[What you will do]
- 1) Answer these three questions about the rustls crate page:
(a) Which RFC is cited for ChaCha20-Poly1305 bulk encryption?
(b) Which three items are listed as possible future features?
(c) What kind of certificate does the page say rustls will not support?
- 2) Can you summarize the rustls crate page in two sentences?
- 3) Could you carry on the rustls crate page from the point where it stops?

[Page extract]

##########

Crate rustls

Rustls - a modern TLS library

Rustls is a TLS library that aims to provide a good level of cryptographic security, requires no configuration to achieve that security, and provides no unsafe features or obsolete cryptography.

Current features

• TLS1.2 and TLS1.3.
• ECDSA, Ed25519 or RSA server authentication by clients.
• ECDSA, Ed25519 or RSA server authentication by servers.
• Forward secrecy using ECDHE; with curve25519, nistp256 or nistp384 curves.
• AES128-GCM and AES256-GCM bulk encryption, with safe nonces.
• ChaCha20-Poly1305 bulk encryption (RFC7905).
• ALPN support.
• SNI support.
• Tunable fragment size to make TLS messages match size of underlying transport.
• Optional use of vectored IO to minimise system calls.
• TLS1.2 session resumption.
• TLS1.2 resumption via tickets (RFC5077).
• TLS1.3 resumption via tickets or session storage.
• TLS1.3 0-RTT data for clients.
• TLS1.3 0-RTT data for servers.
• Client authentication by clients.
• Client authentication by servers.
• Extended master secret support (RFC7627).
• Exporters (RFC5705).
• OCSP stapling by servers.

Possible future features

• PSK support.
• OCSP verification by clients.
• Certificate pinning.

Non-features

For reasons explained in the manual, rustls does not and will not support:

• SSL1, SSL2, SSL3, TLS1 or TLS1.1.
• RC4.
• DES or triple DES.
• EXPORT ciphersuites.
• MAC-then-encrypt ciphersuites.
• Ciphersuites without forward secrecy.
• Renegotiation.
• Kerberos.
• Compression.
• Discrete-log Diffie-Hellman.
• Automatic protocol version downgrade.
• Self-signed certificates.

There are plenty of other libraries that provide these features should you need them.

##########

[Data section]

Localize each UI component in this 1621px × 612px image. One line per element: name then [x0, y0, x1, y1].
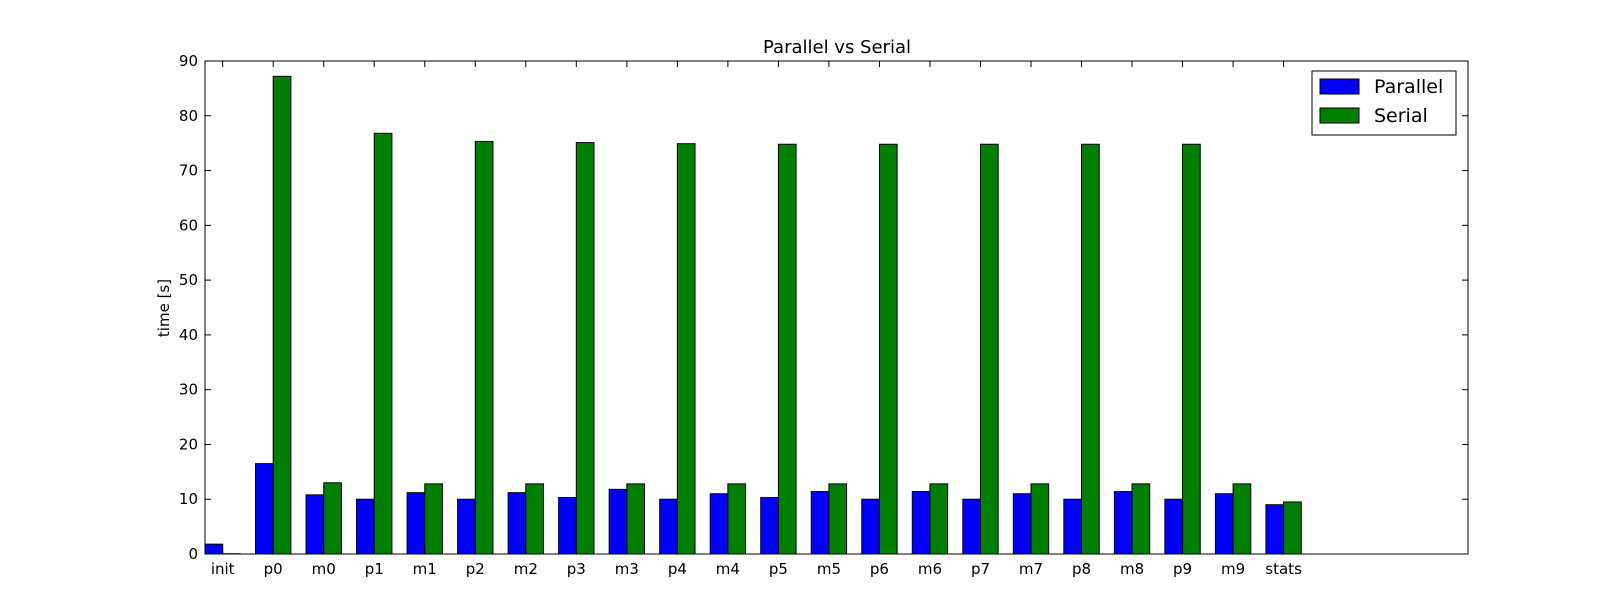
- legend-label-serial: Serial: [1374, 105, 1428, 127]
- bar-serial-m0: [323, 482, 342, 555]
- bar-serial-m5: [828, 483, 848, 555]
- bar-parallel-m0: [305, 494, 325, 555]
- bar-parallel-init: [204, 543, 224, 555]
- x-tick-label-m4: m4: [716, 560, 740, 578]
- legend: Parallel Serial: [1311, 70, 1457, 136]
- legend-label-parallel: Parallel: [1374, 76, 1443, 98]
- legend-swatch-serial: [1319, 107, 1360, 124]
- bar-parallel-m2: [507, 492, 527, 555]
- bar-serial-m9: [1232, 483, 1252, 555]
- bar-parallel-p1: [356, 498, 375, 555]
- bar-parallel-p6: [861, 498, 880, 555]
- bar-parallel-p3: [558, 497, 577, 555]
- bar-parallel-p7: [962, 498, 981, 555]
- bar-serial-p8: [1081, 143, 1100, 555]
- bar-serial-m4: [727, 483, 747, 555]
- x-tick-label-m1: m1: [413, 560, 437, 578]
- y-tick-label: 40: [179, 326, 198, 344]
- y-tick-label: 90: [179, 52, 198, 70]
- bar-parallel-stats: [1265, 504, 1285, 555]
- y-tick-label: 70: [179, 162, 198, 180]
- bar-parallel-p8: [1063, 498, 1083, 555]
- x-ticks-group: init p0 m0 p1 m1 p2 m2 p3 m3 p4 m4 p5 m5 p6 m6 p7 m7 p8 m8…: [211, 61, 1302, 578]
- bar-serial-p4: [676, 143, 696, 555]
- y-tick-label: 80: [179, 107, 198, 125]
- bar-serial-m1: [424, 483, 443, 555]
- x-tick-label-p1: p1: [365, 560, 384, 578]
- bar-parallel-p4: [659, 498, 678, 555]
- y-tick-label: 0: [188, 545, 198, 563]
- bar-parallel-m9: [1214, 493, 1234, 555]
- x-tick-label-p0: p0: [264, 560, 283, 578]
- y-tick-label: 60: [179, 216, 198, 234]
- y-axis-label: time [s]: [155, 279, 173, 337]
- y-tick-label: 50: [179, 271, 198, 289]
- bar-serial-p6: [878, 143, 898, 555]
- bar-serial-p1: [373, 132, 393, 555]
- x-tick-label-p5: p5: [769, 560, 788, 578]
- bar-parallel-p0: [255, 463, 274, 555]
- bar-serial-m8: [1131, 483, 1151, 555]
- bar-parallel-p9: [1164, 498, 1184, 555]
- x-tick-label-m0: m0: [312, 560, 336, 578]
- y-tick-label: 20: [179, 435, 198, 453]
- chart-title: Parallel vs Serial: [763, 37, 911, 58]
- x-tick-label-init: init: [211, 560, 235, 578]
- x-tick-label-m8: m8: [1120, 560, 1144, 578]
- x-tick-label-m6: m6: [918, 560, 942, 578]
- x-tick-label-p3: p3: [567, 560, 586, 578]
- bar-parallel-m5: [810, 491, 830, 555]
- bar-serial-m2: [525, 483, 544, 555]
- bar-serial-stats: [1283, 501, 1302, 555]
- bar-serial-p9: [1182, 143, 1201, 555]
- bar-serial-m7: [1030, 483, 1050, 555]
- bar-parallel-m6: [911, 491, 931, 555]
- bar-serial-p5: [777, 143, 797, 555]
- x-tick-label-m9: m9: [1221, 560, 1245, 578]
- bar-serial-p3: [575, 142, 595, 555]
- x-tick-label-m7: m7: [1019, 560, 1043, 578]
- y-tick-label: 10: [179, 490, 198, 508]
- x-tick-label-p2: p2: [466, 560, 485, 578]
- x-tick-label-p9: p9: [1173, 560, 1192, 578]
- x-tick-label-p7: p7: [971, 560, 990, 578]
- bar-parallel-p2: [457, 498, 476, 555]
- x-tick-label-m2: m2: [514, 560, 538, 578]
- x-tick-label-p8: p8: [1072, 560, 1091, 578]
- y-ticks-group: 0 10 20 30 40 50 60 70 80 90: [179, 52, 1468, 563]
- y-tick-label: 30: [179, 381, 198, 399]
- bar-serial-m3: [626, 483, 646, 555]
- bar-parallel-m1: [406, 492, 426, 555]
- bar-parallel-m3: [608, 488, 628, 555]
- bar-serial-p0: [272, 75, 292, 555]
- x-tick-label-p4: p4: [668, 560, 687, 578]
- bar-parallel-p5: [760, 497, 779, 555]
- bars-group: [204, 75, 1302, 555]
- legend-swatch-parallel: [1319, 78, 1360, 95]
- x-tick-label-stats: stats: [1265, 560, 1302, 578]
- bar-serial-p2: [474, 141, 494, 555]
- bar-parallel-m8: [1113, 491, 1133, 555]
- x-tick-label-m5: m5: [817, 560, 841, 578]
- x-tick-label-p6: p6: [870, 560, 889, 578]
- bar-parallel-m7: [1012, 493, 1032, 555]
- bar-parallel-m4: [709, 493, 729, 555]
- bar-serial-p7: [979, 143, 999, 555]
- bar-serial-m6: [929, 483, 949, 555]
- plot-frame: [204, 60, 1469, 555]
- x-tick-label-m3: m3: [615, 560, 639, 578]
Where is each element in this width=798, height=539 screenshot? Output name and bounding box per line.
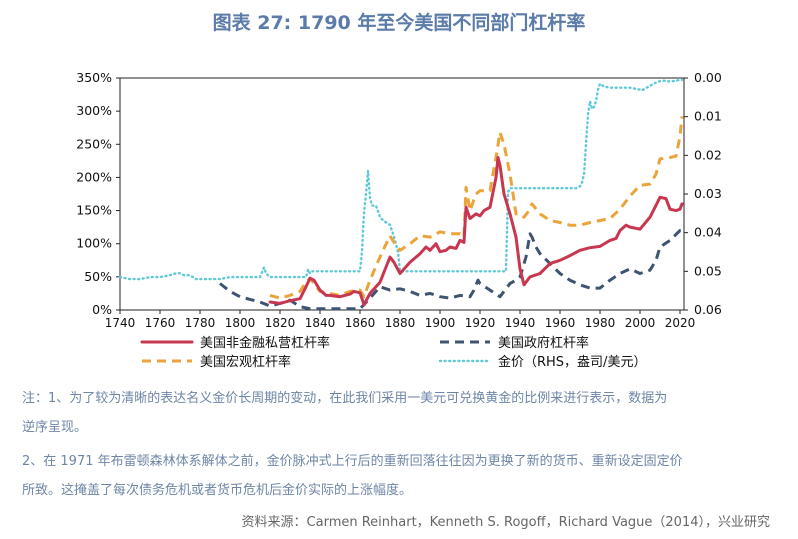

##########

[Exercise responses]
- 1)
(a) RFC7905.
(b) PSK support, OCSP verification by clients, and certificate pinning.
(c) Self-signed certificates.

- 2) Rustls is a TLS library that aims for a good level of cryptographic security without needing configuration, and it provides no unsafe features or obsolete cryptography. It supports TLS1.2 and TLS1.3 with features such as ECDHE forward secrecy, ALPN, SNI and session resumption, may later add PSK support, OCSP verification by clients and certificate pinning, and will not support SSL versions, TLS1 or TLS1.1, RC4, DES, renegotiation, compression or self-signed certificates.

- 3)
Platform support

While Rustls itself is platform independent, it uses ring for implementing the cryptography in TLS. As a result, rustls only runs on platforms supported by ring. At the time of writing, this means x86, x86-64, armv7, and aarch64. For more information, see the supported ring CI targets.

Rustls requires Rust 1.60 or later.

Design Overview

Rustls does not take care of network IO

It doesn’t make or accept TCP connections, or do DNS, or read or write files.

There’s example client and server code which uses mio to do all needed network IO.

Rustls provides encrypted pipes

These are the ServerConnection and ClientConnection types. You supply raw TLS traffic on the left (via the read_tls() and write_tls() methods) and then read/write the plaintext on the right:

         TLS                                   Plaintext
         ===                                   =========
    read_tls()      +-----------------------+      reader() as io::Read
                    |                       |
          +--------->   ClientConnection    +--------->
                    |          or           |
          <---------+   ServerConnection    <---------+
                    |                       |
    write_tls()     +-----------------------+      writer() as io::Write

Rustls takes care of server certificate verification

You do not need to provide anything other than a set of root certificates to trust. Certificate verification cannot be turned off or disabled in the main API.

Getting started

This is the minimum you need to do to make a TLS client connection.

First we load some root certificates. These are used to authenticate the server. The recommended way is to depend on the webpki_roots crate which contains the Mozilla set of root certificates.

let mut root_store = rustls::RootCertStore::empty();
root_store.add_trust_anchors(
    webpki_roots::TLS_SERVER_ROOTS
        .iter()
        .cloned()
);

Next, we make a ClientConfig. You’re likely to make one of these per process, and use it for all connections made by that process.

let config = rustls::ClientConfig::<rustls::crypto::ring::Ring>::builder()
    .with_safe_defaults()
    .with_root_certificates(root_store)
    .with_no_client_auth();

Now we can make a connection. You need to provide the server’s hostname so we know what to expect to find in the server’s certificate.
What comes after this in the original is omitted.